▸ **Records for this exercise**
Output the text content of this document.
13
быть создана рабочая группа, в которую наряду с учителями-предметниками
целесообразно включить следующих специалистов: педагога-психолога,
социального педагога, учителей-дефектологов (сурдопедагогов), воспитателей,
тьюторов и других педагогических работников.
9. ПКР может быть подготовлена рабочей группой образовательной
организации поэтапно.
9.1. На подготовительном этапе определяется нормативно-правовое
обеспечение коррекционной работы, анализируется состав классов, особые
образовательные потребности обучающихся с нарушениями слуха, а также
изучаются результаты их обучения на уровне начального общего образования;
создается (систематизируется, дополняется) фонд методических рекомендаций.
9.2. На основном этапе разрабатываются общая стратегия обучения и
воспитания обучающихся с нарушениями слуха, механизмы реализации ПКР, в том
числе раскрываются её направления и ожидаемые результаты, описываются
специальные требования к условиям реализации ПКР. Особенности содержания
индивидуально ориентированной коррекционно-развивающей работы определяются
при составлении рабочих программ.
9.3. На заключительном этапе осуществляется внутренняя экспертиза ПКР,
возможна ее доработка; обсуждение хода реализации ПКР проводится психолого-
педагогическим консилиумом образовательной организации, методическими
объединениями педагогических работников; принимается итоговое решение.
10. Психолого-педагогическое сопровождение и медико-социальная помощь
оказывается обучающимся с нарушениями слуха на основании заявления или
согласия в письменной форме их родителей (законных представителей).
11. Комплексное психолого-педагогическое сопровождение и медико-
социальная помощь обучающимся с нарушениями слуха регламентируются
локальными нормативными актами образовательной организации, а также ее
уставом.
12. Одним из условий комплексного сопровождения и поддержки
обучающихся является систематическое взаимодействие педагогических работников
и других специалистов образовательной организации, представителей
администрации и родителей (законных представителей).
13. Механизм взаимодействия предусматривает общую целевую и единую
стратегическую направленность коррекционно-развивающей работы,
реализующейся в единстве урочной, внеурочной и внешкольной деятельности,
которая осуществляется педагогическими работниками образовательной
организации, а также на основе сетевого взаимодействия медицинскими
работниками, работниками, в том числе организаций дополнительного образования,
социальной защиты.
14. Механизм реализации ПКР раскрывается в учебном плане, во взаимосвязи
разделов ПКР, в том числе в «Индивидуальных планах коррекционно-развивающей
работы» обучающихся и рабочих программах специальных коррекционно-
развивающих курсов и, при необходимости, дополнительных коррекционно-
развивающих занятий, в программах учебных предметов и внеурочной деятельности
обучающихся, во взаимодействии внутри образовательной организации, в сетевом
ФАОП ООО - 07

▸ **Exercise directions**
Go through the material and select each line with the string "деятельности" in it.

▸ **Result for this task**
реализующейся в единстве урочной, внеурочной и внешкольной деятельности,
развивающих занятий, в программах учебных предметов и внеурочной деятельности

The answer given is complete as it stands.